* PROMPT:
Copy each line containing the word "image" from the records that follow, please.

* MATERIAL FOR THE TASK:

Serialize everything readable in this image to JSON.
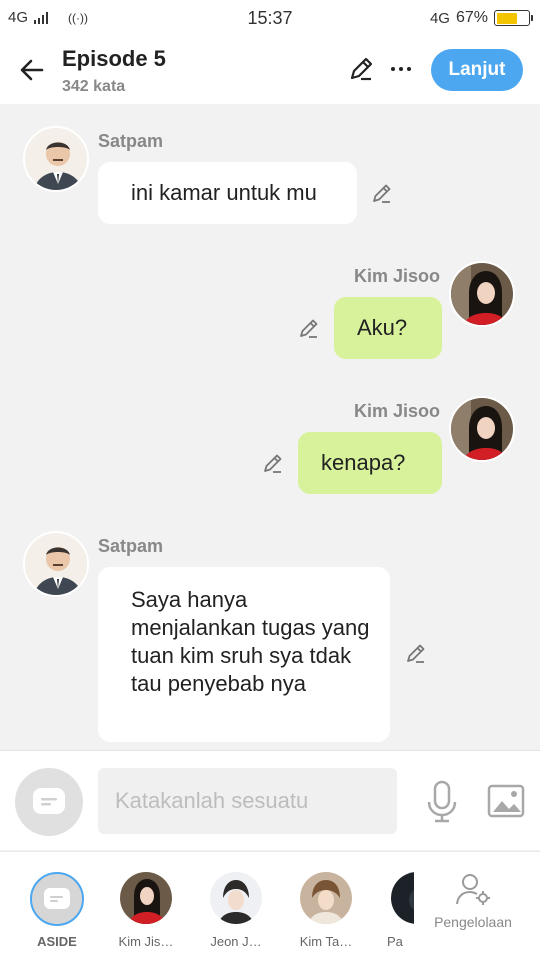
{
  "status_bar": {
    "network": "4G",
    "time": "15:37",
    "network_right": "4G",
    "battery_percent": "67%",
    "battery_level": 0.67,
    "battery_color": "#f2c500"
  },
  "header": {
    "back_icon": "arrow-left-icon",
    "title": "Episode 5",
    "subtitle": "342 kata",
    "edit_icon": "pencil-icon",
    "more_icon": "more-horizontal-icon",
    "next_label": "Lanjut",
    "accent_color": "#4ca7f0"
  },
  "messages": [
    {
      "side": "left",
      "speaker": "Satpam",
      "text": "ini kamar untuk mu"
    },
    {
      "side": "right",
      "speaker": "Kim Jisoo",
      "text": "Aku?"
    },
    {
      "side": "right",
      "speaker": "Kim Jisoo",
      "text": "kenapa?"
    },
    {
      "side": "left",
      "speaker": "Satpam",
      "text": "Saya hanya menjalankan tugas yang tuan kim sruh sya tdak tau penyebab nya"
    }
  ],
  "bubble_colors": {
    "left": "#ffffff",
    "right": "#d8f29b"
  },
  "input_bar": {
    "mode_icon": "chat-bubble-icon",
    "placeholder": "Katakanlah sesuatu",
    "value": "",
    "mic_icon": "microphone-icon",
    "image_icon": "image-icon"
  },
  "characters": [
    {
      "label": "ASIDE",
      "icon": "chat-bubble-icon",
      "selected": true
    },
    {
      "label": "Kim Jis…"
    },
    {
      "label": "Jeon J…"
    },
    {
      "label": "Kim Ta…"
    },
    {
      "label": "Pa"
    }
  ],
  "manage": {
    "label": "Pengelolaan",
    "icon": "user-settings-icon"
  }
}
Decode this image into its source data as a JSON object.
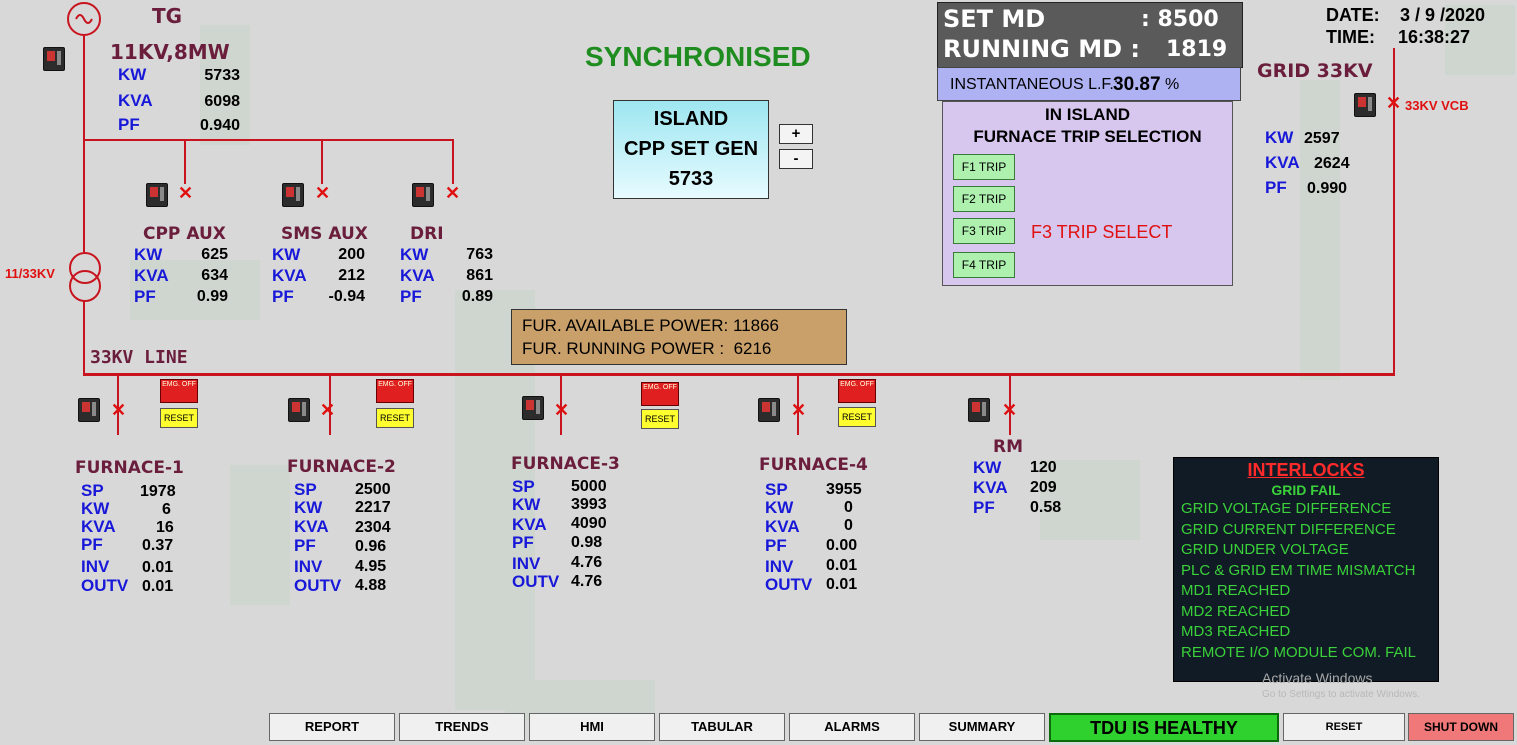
{
  "tg": {
    "name": "TG",
    "rating": "11KV,8MW",
    "kw_label": "KW",
    "kw": "5733",
    "kva_label": "KVA",
    "kva": "6098",
    "pf_label": "PF",
    "pf": "0.940"
  },
  "status_text": "SYNCHRONISED",
  "island": {
    "line1": "ISLAND",
    "line2": "CPP SET GEN",
    "value": "5733",
    "plus_label": "+",
    "minus_label": "-"
  },
  "md": {
    "set_label": "SET MD",
    "set_value": ": 8500",
    "running_label": "RUNNING MD :",
    "running_value": "1819"
  },
  "lf": {
    "label": "INSTANTANEOUS L.F.:",
    "value": "30.87",
    "unit": "%"
  },
  "datetime": {
    "date_label": "DATE:",
    "date": "3 / 9 /2020",
    "time_label": "TIME:",
    "time": "16:38:27"
  },
  "grid": {
    "name": "GRID 33KV",
    "vcb_label": "33KV VCB",
    "kw_label": "KW",
    "kw": "2597",
    "kva_label": "KVA",
    "kva": "2624",
    "pf_label": "PF",
    "pf": "0.990"
  },
  "trip_panel": {
    "title1": "IN ISLAND",
    "title2": "FURNACE TRIP SELECTION",
    "buttons": [
      "F1 TRIP",
      "F2 TRIP",
      "F3 TRIP",
      "F4 TRIP"
    ],
    "selected_text": "F3 TRIP SELECT"
  },
  "transformer_label": "11/33KV",
  "feeders": [
    {
      "name": "CPP AUX",
      "kw": "625",
      "kva": "634",
      "pf": "0.99"
    },
    {
      "name": "SMS AUX",
      "kw": "200",
      "kva": "212",
      "pf": "-0.94"
    },
    {
      "name": "DRI",
      "kw": "763",
      "kva": "861",
      "pf": "0.89"
    }
  ],
  "labels": {
    "kw": "KW",
    "kva": "KVA",
    "pf": "PF",
    "sp": "SP",
    "inv": "INV",
    "outv": "OUTV"
  },
  "fur_power": {
    "available_label": "FUR. AVAILABLE POWER:",
    "available": "11866",
    "running_label": "FUR. RUNNING POWER :",
    "running": "6216"
  },
  "line_label": "33KV LINE",
  "emg_label": "EMG. OFF",
  "reset_label": "RESET",
  "furnaces": [
    {
      "name": "FURNACE-1",
      "sp": "1978",
      "kw": "6",
      "kva": "16",
      "pf": "0.37",
      "inv": "0.01",
      "outv": "0.01"
    },
    {
      "name": "FURNACE-2",
      "sp": "2500",
      "kw": "2217",
      "kva": "2304",
      "pf": "0.96",
      "inv": "4.95",
      "outv": "4.88"
    },
    {
      "name": "FURNACE-3",
      "sp": "5000",
      "kw": "3993",
      "kva": "4090",
      "pf": "0.98",
      "inv": "4.76",
      "outv": "4.76"
    },
    {
      "name": "FURNACE-4",
      "sp": "3955",
      "kw": "0",
      "kva": "0",
      "pf": "0.00",
      "inv": "0.01",
      "outv": "0.01"
    }
  ],
  "rm": {
    "name": "RM",
    "kw": "120",
    "kva": "209",
    "pf": "0.58"
  },
  "interlocks": {
    "title": "INTERLOCKS",
    "items": [
      "GRID FAIL",
      "GRID VOLTAGE DIFFERENCE",
      "GRID CURRENT DIFFERENCE",
      "GRID UNDER VOLTAGE",
      "PLC & GRID EM TIME MISMATCH",
      "MD1 REACHED",
      "MD2 REACHED",
      "MD3 REACHED",
      "REMOTE I/O MODULE COM. FAIL"
    ]
  },
  "watermark": {
    "line1": "Activate Windows",
    "line2": "Go to Settings to activate Windows."
  },
  "nav": {
    "report": "REPORT",
    "trends": "TRENDS",
    "hmi": "HMI",
    "tabular": "TABULAR",
    "alarms": "ALARMS",
    "summary": "SUMMARY",
    "tdu_status": "TDU IS HEALTHY",
    "reset": "RESET",
    "shutdown": "SHUT DOWN"
  },
  "colors": {
    "busbar": "#c8141e",
    "maroon": "#6a1e3c",
    "value_blue": "#1818d8",
    "sync_green": "#1e8c1e",
    "interlock_red": "#ff2a2a",
    "interlock_green": "#3ad13a"
  }
}
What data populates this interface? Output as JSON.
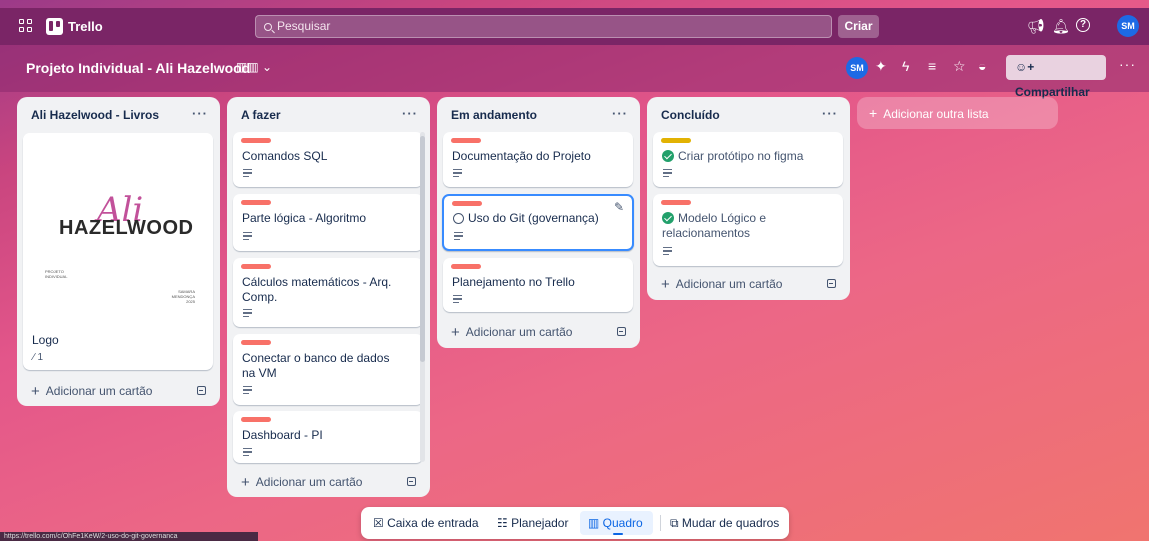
{
  "topbar": {
    "brand": "Trello",
    "search_placeholder": "Pesquisar",
    "create_label": "Criar",
    "avatar_initials": "SM"
  },
  "board": {
    "title": "Projeto Individual - Ali Hazelwood",
    "member_initials": "SM",
    "share_label": "Compartilhar"
  },
  "lists": [
    {
      "title": "Ali Hazelwood - Livros",
      "cards": [
        {
          "title": "Logo",
          "attachments": "1",
          "cover": {
            "wordmark": "HAZELWOOD",
            "script": "Ali",
            "fine_left": "PROJETO INDIVIDUAL",
            "fine_right": "SAMARA MENDONÇA 2025"
          }
        }
      ],
      "add_card": "Adicionar um cartão"
    },
    {
      "title": "A fazer",
      "cards": [
        {
          "title": "Comandos SQL",
          "label_color": "#f87168"
        },
        {
          "title": "Parte lógica - Algoritmo",
          "label_color": "#f87168"
        },
        {
          "title": "Cálculos matemáticos - Arq. Comp.",
          "label_color": "#f87168"
        },
        {
          "title": "Conectar o banco de dados na VM",
          "label_color": "#f87168"
        },
        {
          "title": "Dashboard - PI",
          "label_color": "#f87168"
        }
      ],
      "add_card": "Adicionar um cartão"
    },
    {
      "title": "Em andamento",
      "cards": [
        {
          "title": "Documentação do Projeto",
          "label_color": "#f87168"
        },
        {
          "title": "Uso do Git (governança)",
          "label_color": "#f87168"
        },
        {
          "title": "Planejamento no Trello",
          "label_color": "#f87168"
        }
      ],
      "add_card": "Adicionar um cartão"
    },
    {
      "title": "Concluído",
      "cards": [
        {
          "title": "Criar protótipo no figma",
          "label_color": "#e2b203"
        },
        {
          "title": "Modelo Lógico e relacionamentos",
          "label_color": "#f87168"
        }
      ],
      "add_card": "Adicionar um cartão"
    }
  ],
  "add_list": "Adicionar outra lista",
  "bottom_nav": {
    "inbox": "Caixa de entrada",
    "planner": "Planejador",
    "board": "Quadro",
    "switch": "Mudar de quadros"
  },
  "status_url": "https://trello.com/c/OhFe1KeW/2-uso-do-git-governanca",
  "colors": {
    "header": "#7a2566",
    "label_red": "#f87168",
    "label_yellow": "#e2b203",
    "check_green": "#22a06b",
    "accent_blue": "#0c66e4"
  }
}
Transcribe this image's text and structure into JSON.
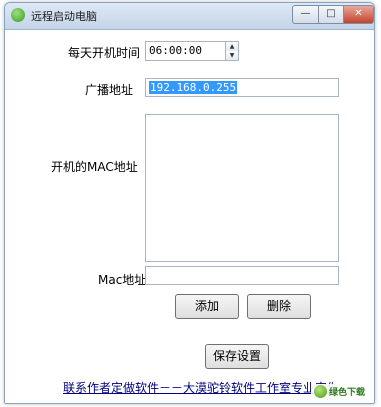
{
  "window": {
    "title": "远程启动电脑",
    "minimize_glyph": "—",
    "maximize_glyph": "□",
    "close_glyph": "✕"
  },
  "form": {
    "daily_boot_label": "每天开机时间",
    "daily_boot_time": "06:00:00",
    "broadcast_label": "广播地址",
    "broadcast_value": "192.168.0.255",
    "boot_mac_label": "开机的MAC地址",
    "boot_mac_list": "",
    "mac_label": "Mac地址",
    "mac_value": ""
  },
  "buttons": {
    "add": "添加",
    "delete": "删除",
    "save": "保存设置"
  },
  "footer": {
    "contact_link": "联系作者定做软件－－大漠驼铃软件工作室专业定做"
  },
  "watermark": {
    "text": "绿色下载"
  },
  "icons": {
    "app": "app-icon",
    "spin_up": "▲",
    "spin_down": "▼"
  }
}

* FINAL RESULT:
Serialize everything readable in this image to JSON.
    "image_icon": "image-icon"
Decode this image into its source data as a JSON object.
Transcribe this image's text and structure into JSON.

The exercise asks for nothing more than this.